● Description of the task
Search the listing below for "zajęciowej". Copy each matching line.

● Data provided
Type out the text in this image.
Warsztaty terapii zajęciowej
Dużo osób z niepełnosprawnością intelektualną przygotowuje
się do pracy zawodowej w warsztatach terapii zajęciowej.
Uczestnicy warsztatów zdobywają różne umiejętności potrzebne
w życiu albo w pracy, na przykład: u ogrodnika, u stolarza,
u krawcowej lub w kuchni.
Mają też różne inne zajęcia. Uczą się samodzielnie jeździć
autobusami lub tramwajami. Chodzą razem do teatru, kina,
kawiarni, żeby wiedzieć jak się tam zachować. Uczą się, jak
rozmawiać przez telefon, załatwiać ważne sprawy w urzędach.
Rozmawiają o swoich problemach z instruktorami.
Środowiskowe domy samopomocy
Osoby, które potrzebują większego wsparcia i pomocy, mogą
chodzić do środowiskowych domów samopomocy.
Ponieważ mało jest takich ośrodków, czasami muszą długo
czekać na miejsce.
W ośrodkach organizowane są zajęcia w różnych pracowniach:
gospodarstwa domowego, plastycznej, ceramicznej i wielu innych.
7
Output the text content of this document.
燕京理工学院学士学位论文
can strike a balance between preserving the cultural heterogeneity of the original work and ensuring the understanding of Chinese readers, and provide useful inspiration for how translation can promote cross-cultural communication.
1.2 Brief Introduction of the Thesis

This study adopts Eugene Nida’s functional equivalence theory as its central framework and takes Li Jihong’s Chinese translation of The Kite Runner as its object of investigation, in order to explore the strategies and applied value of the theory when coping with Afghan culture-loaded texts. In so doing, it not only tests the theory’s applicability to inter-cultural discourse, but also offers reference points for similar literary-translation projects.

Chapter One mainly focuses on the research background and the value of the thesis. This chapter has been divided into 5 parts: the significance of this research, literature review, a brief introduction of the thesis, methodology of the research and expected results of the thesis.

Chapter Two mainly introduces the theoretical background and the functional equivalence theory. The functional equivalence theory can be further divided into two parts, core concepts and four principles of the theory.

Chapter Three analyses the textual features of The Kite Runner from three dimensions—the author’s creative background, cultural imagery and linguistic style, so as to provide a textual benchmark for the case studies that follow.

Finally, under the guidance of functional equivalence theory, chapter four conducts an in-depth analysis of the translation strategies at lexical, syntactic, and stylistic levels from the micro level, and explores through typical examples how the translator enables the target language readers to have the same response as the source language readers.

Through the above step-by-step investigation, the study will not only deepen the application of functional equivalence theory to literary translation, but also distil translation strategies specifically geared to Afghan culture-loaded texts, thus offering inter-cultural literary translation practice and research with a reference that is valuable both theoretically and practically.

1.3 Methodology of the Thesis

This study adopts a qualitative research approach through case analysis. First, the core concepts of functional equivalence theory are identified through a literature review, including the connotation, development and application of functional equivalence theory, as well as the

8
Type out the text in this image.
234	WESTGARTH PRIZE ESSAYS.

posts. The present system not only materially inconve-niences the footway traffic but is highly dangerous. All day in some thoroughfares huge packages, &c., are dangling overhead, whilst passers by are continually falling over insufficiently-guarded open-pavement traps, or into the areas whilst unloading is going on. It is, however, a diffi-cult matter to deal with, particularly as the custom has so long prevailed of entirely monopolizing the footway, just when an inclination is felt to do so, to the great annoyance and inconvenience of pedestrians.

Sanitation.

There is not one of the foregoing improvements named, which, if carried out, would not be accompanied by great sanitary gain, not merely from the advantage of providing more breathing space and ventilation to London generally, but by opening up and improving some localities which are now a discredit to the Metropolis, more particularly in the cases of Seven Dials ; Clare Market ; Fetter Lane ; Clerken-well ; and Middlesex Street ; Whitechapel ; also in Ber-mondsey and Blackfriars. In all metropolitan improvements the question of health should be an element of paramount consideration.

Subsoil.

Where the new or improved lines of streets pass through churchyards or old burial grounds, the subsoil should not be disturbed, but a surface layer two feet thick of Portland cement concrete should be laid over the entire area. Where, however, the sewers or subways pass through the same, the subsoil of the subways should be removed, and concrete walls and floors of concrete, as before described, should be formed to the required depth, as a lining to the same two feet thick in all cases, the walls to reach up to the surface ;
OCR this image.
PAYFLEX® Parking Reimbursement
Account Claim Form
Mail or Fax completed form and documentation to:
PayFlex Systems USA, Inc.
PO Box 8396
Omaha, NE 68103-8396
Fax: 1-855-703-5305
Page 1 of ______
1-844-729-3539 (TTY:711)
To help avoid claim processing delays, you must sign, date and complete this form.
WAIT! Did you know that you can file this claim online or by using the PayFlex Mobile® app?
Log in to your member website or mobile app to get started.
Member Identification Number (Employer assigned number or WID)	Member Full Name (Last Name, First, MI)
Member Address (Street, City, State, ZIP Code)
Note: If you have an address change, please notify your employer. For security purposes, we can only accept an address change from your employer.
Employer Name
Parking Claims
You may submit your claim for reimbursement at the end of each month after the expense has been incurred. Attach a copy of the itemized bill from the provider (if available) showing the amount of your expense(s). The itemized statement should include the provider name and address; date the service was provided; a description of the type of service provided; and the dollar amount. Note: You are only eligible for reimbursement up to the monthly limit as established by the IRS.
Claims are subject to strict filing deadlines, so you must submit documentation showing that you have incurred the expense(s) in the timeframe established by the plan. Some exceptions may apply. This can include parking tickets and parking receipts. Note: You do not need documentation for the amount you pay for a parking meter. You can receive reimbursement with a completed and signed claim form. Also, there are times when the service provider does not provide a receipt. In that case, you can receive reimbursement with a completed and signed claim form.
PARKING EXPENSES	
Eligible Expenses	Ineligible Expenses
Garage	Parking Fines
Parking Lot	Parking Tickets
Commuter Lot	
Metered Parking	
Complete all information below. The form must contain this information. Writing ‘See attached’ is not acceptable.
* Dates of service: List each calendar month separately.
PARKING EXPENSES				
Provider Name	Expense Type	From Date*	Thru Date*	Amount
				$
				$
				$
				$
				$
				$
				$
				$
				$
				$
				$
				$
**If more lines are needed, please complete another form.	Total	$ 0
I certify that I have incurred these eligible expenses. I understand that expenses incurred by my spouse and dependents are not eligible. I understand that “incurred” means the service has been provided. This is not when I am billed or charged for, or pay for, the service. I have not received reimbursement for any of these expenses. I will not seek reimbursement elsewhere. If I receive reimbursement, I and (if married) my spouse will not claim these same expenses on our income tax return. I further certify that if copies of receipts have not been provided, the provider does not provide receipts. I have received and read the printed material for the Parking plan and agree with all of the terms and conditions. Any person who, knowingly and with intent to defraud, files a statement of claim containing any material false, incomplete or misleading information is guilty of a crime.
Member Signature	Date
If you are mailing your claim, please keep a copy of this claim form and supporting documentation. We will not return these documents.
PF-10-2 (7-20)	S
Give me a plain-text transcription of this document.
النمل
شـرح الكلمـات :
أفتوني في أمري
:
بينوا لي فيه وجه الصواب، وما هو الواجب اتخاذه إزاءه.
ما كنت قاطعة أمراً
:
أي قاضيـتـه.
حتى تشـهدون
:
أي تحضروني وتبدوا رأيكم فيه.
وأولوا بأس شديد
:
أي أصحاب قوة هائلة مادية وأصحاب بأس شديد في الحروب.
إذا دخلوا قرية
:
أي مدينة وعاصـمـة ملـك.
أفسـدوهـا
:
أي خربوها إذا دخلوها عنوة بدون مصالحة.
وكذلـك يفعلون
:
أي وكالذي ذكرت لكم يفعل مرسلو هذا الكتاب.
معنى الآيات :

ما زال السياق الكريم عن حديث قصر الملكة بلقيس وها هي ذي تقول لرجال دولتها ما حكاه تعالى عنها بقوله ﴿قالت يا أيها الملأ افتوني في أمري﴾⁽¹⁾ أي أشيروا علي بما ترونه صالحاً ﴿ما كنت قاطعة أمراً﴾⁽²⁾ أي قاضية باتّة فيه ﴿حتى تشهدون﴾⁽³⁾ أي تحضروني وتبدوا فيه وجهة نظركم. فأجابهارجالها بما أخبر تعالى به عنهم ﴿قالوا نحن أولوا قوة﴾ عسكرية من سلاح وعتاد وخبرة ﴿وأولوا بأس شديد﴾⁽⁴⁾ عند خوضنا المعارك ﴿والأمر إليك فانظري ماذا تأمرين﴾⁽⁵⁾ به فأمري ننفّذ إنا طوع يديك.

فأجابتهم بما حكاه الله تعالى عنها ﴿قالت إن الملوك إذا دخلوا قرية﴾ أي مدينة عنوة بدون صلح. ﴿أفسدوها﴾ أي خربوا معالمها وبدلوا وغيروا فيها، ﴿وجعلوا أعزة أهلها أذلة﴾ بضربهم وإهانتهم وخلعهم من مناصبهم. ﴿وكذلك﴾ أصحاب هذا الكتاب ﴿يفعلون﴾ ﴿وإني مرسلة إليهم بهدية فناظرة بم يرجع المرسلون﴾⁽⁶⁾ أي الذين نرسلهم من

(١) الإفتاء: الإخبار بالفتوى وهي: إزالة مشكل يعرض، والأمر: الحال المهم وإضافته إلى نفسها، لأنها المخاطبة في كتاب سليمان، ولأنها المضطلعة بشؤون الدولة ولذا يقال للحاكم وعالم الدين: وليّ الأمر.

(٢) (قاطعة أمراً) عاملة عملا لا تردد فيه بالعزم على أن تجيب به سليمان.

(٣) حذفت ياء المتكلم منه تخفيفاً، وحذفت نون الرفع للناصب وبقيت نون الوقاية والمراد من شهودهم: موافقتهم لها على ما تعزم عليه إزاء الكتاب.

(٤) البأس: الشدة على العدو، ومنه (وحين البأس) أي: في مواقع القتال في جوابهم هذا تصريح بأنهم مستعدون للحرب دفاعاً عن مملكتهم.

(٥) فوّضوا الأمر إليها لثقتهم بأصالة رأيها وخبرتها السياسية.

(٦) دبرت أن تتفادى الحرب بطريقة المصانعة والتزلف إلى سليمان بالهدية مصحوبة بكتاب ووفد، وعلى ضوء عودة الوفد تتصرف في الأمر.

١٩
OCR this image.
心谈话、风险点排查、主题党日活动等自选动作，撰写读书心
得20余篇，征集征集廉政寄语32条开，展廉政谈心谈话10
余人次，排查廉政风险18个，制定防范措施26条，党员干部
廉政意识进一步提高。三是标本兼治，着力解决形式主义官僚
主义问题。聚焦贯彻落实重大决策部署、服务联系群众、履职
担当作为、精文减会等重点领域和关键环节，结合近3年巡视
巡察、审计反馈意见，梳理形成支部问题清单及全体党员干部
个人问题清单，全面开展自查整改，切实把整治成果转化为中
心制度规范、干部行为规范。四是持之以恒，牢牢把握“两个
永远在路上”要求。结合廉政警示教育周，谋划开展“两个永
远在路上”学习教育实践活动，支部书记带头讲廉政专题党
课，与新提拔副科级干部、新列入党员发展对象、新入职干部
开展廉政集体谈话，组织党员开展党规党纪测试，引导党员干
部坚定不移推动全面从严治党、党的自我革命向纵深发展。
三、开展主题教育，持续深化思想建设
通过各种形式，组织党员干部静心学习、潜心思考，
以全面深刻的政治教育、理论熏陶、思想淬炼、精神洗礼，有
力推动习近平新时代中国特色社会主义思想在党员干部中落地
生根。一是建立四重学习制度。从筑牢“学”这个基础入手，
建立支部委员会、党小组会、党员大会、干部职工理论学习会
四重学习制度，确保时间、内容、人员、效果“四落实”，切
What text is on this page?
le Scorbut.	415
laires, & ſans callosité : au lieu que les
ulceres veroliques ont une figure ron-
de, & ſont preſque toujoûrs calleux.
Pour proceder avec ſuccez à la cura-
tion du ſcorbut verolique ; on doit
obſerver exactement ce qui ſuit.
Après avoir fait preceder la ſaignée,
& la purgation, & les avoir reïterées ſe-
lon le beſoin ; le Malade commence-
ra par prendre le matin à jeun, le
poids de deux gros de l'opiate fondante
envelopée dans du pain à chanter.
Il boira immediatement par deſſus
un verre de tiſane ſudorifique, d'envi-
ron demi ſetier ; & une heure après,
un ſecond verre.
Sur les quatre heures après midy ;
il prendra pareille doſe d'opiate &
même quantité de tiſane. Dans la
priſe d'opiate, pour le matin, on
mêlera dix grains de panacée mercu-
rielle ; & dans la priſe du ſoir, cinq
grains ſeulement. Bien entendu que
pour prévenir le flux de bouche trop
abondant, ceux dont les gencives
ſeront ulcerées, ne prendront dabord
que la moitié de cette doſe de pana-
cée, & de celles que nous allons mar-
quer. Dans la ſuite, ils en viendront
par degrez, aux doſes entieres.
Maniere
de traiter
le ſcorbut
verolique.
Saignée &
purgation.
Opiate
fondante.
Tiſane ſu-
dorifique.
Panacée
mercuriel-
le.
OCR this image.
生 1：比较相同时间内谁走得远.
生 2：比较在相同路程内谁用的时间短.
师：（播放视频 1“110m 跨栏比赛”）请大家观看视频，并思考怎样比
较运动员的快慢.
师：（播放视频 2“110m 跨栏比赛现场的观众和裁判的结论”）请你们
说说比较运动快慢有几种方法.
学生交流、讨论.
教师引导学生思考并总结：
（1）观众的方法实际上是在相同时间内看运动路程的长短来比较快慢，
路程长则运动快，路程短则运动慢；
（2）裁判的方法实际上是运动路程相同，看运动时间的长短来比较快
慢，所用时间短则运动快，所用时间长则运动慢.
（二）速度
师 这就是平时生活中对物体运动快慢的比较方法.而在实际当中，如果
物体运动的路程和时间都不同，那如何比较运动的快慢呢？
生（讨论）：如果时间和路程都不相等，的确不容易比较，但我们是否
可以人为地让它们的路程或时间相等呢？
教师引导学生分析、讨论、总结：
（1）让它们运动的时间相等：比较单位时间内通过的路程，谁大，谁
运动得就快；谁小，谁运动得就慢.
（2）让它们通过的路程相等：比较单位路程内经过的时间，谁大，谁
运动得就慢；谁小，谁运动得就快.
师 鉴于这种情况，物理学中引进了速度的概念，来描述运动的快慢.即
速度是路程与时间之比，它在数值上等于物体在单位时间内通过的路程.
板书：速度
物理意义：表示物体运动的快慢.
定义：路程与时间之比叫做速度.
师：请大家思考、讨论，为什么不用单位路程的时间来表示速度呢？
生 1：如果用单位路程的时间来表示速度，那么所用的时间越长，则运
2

● Response
Warsztaty terapii zajęciowej
się do pracy zawodowej w warsztatach terapii zajęciowej.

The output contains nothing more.